**INFORMATION PROVIDED:**
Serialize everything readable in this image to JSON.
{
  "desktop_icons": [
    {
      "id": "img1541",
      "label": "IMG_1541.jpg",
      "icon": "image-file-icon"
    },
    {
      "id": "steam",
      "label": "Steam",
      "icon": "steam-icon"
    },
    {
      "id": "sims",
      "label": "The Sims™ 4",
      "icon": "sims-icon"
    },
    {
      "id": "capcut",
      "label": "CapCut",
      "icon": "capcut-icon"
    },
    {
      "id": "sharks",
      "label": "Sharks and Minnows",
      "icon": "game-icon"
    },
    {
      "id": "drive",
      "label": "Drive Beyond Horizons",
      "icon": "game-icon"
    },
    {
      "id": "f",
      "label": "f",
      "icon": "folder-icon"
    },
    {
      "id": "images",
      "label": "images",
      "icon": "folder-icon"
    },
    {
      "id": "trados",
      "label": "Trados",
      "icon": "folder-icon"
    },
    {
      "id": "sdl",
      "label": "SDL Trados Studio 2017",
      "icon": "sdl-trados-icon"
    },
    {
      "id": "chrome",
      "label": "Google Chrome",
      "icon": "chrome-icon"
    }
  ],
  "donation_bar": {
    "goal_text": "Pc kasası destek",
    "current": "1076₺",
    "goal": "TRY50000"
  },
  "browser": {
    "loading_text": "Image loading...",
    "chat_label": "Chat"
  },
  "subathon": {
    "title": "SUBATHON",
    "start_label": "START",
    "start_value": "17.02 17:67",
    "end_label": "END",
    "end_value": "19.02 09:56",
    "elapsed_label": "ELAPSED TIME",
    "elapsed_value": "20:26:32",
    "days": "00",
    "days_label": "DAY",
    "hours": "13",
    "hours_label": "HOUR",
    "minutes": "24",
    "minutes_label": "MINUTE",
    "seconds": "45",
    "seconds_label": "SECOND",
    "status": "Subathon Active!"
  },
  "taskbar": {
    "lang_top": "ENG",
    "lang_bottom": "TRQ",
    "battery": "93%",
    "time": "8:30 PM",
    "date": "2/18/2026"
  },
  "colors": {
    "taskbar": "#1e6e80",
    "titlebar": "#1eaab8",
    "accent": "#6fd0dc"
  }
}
---
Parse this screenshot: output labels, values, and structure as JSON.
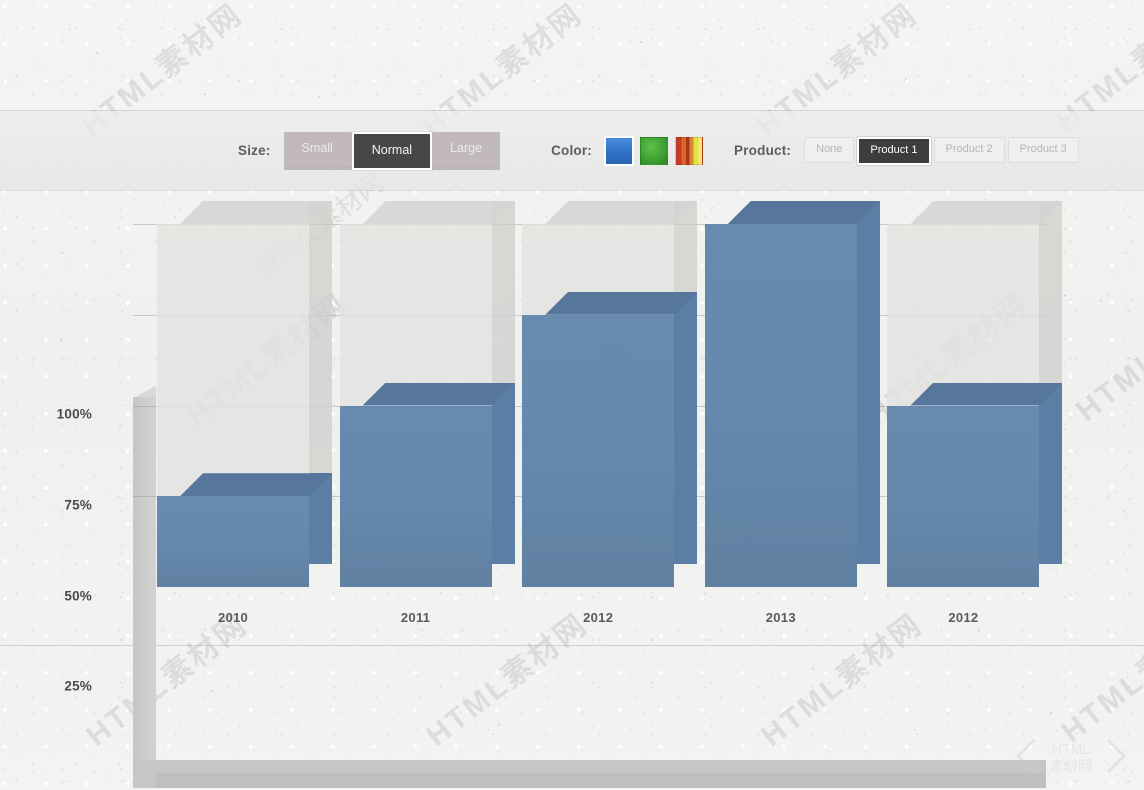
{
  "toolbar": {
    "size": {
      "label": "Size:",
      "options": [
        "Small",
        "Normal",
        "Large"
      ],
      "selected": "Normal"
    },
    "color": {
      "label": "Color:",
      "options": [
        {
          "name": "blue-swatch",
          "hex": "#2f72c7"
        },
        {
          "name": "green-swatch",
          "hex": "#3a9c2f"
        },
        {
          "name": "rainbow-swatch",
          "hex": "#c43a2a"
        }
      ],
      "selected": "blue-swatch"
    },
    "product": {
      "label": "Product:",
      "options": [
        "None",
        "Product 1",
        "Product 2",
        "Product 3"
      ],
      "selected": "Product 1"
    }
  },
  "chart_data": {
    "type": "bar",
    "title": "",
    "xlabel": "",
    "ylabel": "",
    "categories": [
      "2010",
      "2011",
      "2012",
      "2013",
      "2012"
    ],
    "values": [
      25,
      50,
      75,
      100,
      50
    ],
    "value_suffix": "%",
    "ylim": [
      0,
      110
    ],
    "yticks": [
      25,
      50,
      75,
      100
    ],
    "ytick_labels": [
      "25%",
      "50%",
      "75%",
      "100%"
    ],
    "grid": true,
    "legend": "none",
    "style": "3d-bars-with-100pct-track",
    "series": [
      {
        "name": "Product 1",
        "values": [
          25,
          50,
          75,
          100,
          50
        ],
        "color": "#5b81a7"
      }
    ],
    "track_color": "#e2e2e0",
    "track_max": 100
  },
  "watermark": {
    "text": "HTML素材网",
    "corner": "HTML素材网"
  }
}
---
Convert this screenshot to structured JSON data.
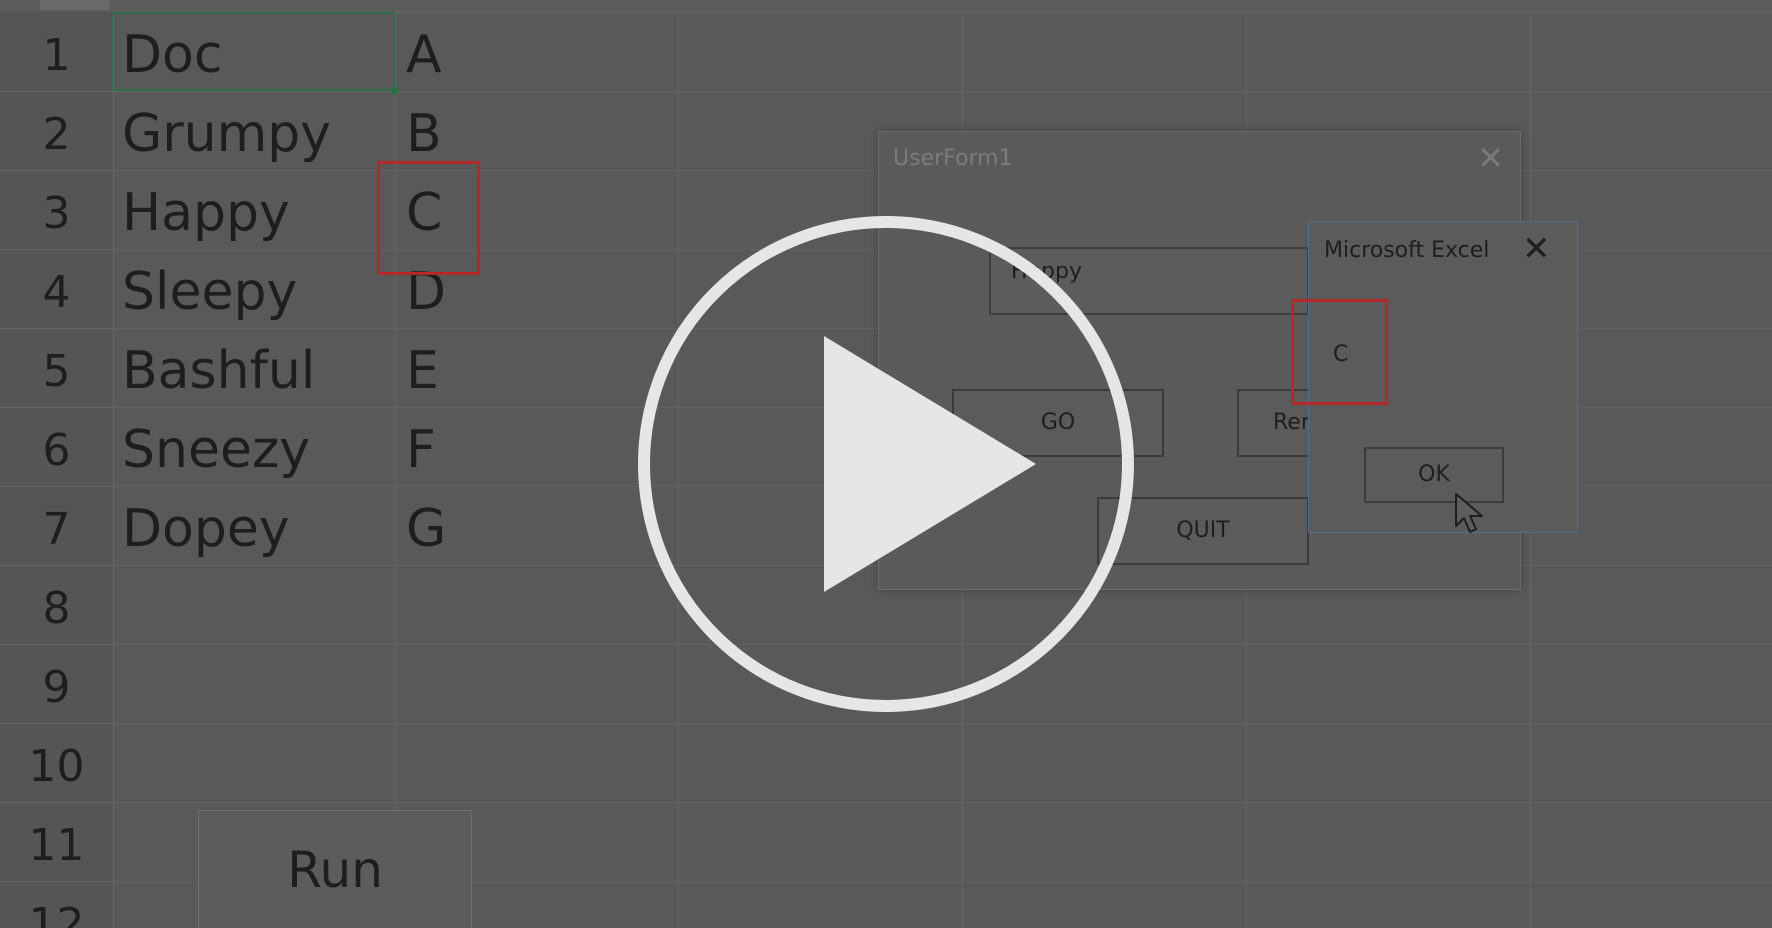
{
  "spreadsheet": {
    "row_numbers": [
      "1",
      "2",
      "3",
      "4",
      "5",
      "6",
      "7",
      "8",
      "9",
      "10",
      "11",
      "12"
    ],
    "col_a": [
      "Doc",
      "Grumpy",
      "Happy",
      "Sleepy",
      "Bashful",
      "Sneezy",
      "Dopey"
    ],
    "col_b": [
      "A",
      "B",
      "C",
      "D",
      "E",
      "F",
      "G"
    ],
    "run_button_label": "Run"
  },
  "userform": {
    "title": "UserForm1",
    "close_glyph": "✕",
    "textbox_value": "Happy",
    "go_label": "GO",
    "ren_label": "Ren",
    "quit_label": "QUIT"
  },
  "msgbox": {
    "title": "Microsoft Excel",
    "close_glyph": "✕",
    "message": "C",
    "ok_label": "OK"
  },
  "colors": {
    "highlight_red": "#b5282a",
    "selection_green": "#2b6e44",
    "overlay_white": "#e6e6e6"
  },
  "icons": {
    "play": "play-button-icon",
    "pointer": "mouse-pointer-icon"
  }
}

**GIVEN EXERCISE:**
State how many lines in the records above contain the word "this", and give only that number.

**THE RESULT:**
3